-- AIM --
Identify the lines holding "JSON" and copy them.

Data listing
┏━━
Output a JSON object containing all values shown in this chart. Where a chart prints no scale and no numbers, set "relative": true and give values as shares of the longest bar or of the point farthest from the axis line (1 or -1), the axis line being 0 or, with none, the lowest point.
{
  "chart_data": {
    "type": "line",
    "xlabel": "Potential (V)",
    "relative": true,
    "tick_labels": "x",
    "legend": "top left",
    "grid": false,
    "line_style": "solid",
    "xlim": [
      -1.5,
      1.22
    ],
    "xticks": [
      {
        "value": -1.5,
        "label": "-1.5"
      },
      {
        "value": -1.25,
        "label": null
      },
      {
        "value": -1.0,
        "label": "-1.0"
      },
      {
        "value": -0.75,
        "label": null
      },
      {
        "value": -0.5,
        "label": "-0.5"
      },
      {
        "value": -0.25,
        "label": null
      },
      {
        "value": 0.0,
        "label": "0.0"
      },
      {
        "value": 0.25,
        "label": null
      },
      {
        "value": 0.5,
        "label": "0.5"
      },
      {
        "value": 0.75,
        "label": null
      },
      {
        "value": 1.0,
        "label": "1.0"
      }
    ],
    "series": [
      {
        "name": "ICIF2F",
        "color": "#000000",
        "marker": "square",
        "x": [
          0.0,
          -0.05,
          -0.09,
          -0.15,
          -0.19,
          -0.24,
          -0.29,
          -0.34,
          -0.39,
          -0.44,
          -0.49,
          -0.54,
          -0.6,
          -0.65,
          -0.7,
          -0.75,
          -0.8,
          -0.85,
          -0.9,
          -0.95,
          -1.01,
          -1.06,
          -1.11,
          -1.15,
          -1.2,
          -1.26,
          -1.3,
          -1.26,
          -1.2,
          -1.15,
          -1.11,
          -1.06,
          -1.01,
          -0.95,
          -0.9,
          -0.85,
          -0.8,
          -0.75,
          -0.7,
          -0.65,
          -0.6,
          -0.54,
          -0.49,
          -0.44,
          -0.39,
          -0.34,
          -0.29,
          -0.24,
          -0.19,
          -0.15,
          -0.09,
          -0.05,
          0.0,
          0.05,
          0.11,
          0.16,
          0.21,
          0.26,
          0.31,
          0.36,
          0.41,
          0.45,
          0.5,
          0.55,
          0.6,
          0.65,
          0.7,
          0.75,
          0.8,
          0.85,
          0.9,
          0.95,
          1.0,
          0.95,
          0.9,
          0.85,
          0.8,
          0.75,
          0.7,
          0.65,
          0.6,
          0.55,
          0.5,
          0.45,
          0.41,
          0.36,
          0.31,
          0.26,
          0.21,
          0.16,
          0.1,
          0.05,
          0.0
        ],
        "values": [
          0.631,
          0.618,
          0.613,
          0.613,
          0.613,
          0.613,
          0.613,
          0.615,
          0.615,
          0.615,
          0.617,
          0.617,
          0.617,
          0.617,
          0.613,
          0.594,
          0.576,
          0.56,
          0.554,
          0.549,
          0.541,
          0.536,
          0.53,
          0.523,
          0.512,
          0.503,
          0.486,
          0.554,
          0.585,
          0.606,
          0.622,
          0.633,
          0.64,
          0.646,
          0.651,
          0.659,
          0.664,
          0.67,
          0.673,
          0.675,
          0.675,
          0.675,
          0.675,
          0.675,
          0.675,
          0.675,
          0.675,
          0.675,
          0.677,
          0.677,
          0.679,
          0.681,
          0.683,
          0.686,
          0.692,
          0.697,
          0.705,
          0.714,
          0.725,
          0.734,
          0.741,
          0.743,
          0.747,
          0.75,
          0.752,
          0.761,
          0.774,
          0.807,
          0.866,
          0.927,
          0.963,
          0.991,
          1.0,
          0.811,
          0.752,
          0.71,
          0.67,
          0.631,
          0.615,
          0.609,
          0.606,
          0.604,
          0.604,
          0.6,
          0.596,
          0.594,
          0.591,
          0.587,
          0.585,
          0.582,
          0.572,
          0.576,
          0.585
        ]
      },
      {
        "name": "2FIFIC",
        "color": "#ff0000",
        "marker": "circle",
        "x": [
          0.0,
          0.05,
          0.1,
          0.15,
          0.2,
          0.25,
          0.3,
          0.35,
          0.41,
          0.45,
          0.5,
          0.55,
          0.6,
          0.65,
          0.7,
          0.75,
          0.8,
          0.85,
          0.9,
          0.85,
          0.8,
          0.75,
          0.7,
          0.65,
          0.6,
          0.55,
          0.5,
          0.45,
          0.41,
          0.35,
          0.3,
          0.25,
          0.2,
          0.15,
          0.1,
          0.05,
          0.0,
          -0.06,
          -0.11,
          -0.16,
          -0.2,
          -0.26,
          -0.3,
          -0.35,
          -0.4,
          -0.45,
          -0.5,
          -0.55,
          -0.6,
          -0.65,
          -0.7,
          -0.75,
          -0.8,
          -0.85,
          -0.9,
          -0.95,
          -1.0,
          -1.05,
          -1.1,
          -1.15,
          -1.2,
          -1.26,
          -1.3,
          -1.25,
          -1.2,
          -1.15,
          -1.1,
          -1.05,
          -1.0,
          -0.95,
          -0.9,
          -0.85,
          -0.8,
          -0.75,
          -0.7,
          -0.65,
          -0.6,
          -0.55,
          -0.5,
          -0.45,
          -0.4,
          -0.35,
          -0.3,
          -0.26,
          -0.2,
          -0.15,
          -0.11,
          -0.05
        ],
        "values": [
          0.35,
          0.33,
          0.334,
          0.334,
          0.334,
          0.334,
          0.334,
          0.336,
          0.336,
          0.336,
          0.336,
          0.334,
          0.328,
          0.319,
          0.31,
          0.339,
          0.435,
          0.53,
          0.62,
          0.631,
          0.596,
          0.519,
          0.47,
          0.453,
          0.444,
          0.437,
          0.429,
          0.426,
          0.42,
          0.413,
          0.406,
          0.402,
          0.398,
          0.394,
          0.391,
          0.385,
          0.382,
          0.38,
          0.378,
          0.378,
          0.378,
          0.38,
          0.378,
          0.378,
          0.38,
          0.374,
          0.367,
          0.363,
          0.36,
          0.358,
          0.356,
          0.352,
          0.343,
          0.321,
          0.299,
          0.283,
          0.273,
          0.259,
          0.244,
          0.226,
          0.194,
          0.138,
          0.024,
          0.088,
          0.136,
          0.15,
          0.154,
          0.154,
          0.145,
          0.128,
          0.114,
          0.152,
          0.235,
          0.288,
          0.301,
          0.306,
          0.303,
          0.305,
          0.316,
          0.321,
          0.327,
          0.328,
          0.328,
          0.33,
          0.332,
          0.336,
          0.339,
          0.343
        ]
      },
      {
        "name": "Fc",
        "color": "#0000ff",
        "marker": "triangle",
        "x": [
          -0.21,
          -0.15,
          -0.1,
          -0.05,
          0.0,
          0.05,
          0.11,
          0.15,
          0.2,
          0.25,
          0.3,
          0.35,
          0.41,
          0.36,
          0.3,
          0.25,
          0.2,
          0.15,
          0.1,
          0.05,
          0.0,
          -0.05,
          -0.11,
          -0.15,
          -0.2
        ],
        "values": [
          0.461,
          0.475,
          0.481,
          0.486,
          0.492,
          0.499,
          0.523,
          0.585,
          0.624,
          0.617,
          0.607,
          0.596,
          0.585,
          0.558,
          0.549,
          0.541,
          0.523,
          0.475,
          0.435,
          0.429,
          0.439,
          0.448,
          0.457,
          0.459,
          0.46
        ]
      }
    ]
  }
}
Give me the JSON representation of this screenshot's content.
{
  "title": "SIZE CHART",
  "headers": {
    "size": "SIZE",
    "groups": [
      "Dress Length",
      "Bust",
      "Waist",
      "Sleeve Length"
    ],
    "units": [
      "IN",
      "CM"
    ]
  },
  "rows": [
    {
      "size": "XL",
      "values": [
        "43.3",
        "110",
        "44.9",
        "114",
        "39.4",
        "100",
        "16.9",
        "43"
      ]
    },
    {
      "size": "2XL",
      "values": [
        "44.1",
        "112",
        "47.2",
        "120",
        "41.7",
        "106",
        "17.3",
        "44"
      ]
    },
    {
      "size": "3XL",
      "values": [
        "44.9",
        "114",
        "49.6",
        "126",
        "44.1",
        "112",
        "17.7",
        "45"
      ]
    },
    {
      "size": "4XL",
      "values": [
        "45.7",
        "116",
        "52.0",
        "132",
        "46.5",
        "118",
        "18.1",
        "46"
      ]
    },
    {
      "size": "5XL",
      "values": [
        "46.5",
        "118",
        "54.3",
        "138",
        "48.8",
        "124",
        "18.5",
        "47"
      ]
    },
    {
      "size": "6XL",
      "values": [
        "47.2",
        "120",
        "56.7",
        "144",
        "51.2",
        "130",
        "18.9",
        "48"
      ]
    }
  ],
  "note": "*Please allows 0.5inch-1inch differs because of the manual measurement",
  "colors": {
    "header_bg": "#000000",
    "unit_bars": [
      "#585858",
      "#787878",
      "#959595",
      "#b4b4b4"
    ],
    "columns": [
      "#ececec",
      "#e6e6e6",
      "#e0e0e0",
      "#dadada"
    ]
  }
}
┗━━
-- COMPLETE OUTPUT --
Output a JSON object containing all values shown in this chart. Where a chart prints no scale and no numbers, set "relative": true and give values as shares of the longest bar or of the point farthest from the axis line (1 or -1), the axis line being 0 or, with none, the lowest point.
Give me the JSON representation of this screenshot's content.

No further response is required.